» **YOUR OBJECTIVE**:
Reproduce the stretch of the Lick Observatory article from "Search for extraterrestrial intelligence expands" through "from other worlds." word for word.

++++ PROVIDED TEXT ++++

UCSC is the home base for the Lick Observatory.

UCO Lick Observatory’s 36-inch Great Refractor telescope housed in the South (large) Dome of main building.

Search for extraterrestrial intelligence expands at Lick Observatory
New instrument scans the sky for pulses of infrared light
March 23, 2015
By Hilary Lebow

Astronomers are expanding the search for extraterrestrial intelligence into a new realm with detectors tuned to infrared light at UC’s Lick Observatory. A new instrument, called NIROSETI, will soon scour the sky for messages from other worlds.

“Infrared light would be an excellent means of interstellar communication,” said Shelley Wright, an assistant professor of physics at UC San Diego (US) who led the development of the new instrument while at the U Toronto Dunlap Institute for Astronomy and Astrophysics (CA).

++++ DATASET EXCERPTS ++++

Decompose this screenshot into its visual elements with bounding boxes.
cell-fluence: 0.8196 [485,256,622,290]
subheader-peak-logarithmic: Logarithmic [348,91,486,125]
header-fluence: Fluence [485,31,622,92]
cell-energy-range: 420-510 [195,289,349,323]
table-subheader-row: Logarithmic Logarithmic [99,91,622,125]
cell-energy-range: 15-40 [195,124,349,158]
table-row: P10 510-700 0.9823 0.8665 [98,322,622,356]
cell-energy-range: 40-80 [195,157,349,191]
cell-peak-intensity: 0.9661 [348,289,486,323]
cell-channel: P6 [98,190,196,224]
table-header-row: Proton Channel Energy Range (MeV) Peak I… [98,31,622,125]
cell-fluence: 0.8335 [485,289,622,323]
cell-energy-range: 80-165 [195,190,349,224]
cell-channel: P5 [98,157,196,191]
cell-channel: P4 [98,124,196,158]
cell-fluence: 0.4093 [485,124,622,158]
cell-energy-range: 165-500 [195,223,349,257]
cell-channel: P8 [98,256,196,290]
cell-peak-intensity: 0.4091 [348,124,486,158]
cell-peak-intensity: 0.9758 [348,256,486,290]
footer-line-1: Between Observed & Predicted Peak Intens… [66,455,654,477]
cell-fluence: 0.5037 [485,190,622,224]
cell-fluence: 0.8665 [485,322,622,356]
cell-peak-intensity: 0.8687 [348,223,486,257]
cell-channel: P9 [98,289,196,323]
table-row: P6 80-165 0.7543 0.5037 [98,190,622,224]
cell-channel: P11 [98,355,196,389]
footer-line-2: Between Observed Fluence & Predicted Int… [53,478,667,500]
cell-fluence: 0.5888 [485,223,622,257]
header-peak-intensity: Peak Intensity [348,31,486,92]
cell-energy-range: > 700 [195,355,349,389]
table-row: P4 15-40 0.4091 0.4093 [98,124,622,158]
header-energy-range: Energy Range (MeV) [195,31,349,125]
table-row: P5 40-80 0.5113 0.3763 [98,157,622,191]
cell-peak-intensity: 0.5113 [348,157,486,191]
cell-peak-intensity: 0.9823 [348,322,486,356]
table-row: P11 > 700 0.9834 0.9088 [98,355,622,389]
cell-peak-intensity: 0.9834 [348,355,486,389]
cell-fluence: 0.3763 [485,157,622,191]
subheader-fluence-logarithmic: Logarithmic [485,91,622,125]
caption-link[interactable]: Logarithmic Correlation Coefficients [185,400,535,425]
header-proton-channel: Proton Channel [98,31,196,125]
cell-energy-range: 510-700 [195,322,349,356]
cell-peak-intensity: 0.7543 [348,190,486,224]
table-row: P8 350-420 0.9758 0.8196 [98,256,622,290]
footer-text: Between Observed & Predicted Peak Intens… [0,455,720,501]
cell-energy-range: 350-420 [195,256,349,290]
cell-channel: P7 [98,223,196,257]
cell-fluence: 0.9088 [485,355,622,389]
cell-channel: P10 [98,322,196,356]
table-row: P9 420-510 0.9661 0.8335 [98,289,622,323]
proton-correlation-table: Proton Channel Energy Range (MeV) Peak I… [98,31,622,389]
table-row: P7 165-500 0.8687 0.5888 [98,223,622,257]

++++

» **SOLVED EXERCISE**:
Search for extraterrestrial intelligence expands at Lick Observatory
New instrument scans the sky for pulses of infrared light
March 23, 2015
By Hilary Lebow

Astronomers are expanding the search for extraterrestrial intelligence into a new realm with detectors tuned to infrared light at UC’s Lick Observatory. A new instrument, called NIROSETI, will soon scour the sky for messages from other worlds.